▶ Do this
Below are some records. Say how many of their lines contain the string "BINANCE", and give nothing but the number.

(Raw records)
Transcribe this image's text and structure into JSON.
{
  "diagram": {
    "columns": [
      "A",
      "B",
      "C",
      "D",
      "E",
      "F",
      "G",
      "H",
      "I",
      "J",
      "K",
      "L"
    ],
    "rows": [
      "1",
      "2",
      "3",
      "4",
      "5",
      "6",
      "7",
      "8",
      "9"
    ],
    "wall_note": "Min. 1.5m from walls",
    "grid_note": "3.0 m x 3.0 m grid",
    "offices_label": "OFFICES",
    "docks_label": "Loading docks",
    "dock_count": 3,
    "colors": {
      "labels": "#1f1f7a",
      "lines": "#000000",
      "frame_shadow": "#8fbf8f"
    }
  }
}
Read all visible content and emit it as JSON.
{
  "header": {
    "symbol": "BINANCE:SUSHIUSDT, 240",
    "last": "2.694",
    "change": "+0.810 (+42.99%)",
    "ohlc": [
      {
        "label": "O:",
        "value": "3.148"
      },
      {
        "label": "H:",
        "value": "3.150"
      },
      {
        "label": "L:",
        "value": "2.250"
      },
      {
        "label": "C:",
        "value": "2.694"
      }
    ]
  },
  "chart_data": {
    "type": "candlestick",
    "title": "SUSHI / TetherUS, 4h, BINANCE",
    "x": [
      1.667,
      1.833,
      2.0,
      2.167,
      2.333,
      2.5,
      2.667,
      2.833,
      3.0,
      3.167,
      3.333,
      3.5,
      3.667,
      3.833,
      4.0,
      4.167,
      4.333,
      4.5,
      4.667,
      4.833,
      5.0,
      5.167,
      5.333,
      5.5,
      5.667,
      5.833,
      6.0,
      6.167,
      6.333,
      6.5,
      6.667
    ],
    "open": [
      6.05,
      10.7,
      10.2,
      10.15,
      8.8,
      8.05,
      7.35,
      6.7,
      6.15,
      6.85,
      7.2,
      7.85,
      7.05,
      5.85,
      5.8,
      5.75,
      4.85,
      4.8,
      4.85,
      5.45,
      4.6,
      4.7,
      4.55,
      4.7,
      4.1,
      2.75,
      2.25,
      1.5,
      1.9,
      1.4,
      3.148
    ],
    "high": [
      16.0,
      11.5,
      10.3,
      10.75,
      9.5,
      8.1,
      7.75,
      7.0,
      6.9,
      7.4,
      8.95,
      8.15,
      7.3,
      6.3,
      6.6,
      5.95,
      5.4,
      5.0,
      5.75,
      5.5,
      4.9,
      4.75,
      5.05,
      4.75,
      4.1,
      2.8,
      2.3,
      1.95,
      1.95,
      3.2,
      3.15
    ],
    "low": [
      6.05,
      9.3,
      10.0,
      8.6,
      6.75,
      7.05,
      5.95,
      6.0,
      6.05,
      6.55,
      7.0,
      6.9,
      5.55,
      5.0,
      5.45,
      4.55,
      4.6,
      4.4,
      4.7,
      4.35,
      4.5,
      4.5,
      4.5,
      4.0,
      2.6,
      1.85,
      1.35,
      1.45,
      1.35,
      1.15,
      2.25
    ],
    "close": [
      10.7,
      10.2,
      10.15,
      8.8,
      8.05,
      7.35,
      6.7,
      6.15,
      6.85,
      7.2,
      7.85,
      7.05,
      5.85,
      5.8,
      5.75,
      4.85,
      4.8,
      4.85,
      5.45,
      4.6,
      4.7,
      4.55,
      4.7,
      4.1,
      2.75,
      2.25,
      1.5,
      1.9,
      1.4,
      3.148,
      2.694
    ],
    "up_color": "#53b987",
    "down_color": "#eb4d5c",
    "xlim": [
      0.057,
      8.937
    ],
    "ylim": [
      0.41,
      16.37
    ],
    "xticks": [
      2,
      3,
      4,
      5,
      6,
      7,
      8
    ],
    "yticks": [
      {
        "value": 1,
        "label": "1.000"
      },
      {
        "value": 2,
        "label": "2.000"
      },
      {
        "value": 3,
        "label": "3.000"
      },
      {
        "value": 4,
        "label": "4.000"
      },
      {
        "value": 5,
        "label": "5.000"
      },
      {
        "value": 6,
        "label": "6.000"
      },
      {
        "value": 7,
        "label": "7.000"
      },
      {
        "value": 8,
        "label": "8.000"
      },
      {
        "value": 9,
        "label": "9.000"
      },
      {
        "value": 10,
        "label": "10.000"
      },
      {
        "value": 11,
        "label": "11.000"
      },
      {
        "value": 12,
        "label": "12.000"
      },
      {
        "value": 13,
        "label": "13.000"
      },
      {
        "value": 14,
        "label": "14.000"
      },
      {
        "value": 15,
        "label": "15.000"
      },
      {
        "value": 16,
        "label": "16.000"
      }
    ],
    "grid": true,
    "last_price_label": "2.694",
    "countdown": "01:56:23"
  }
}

▶ Written answer
2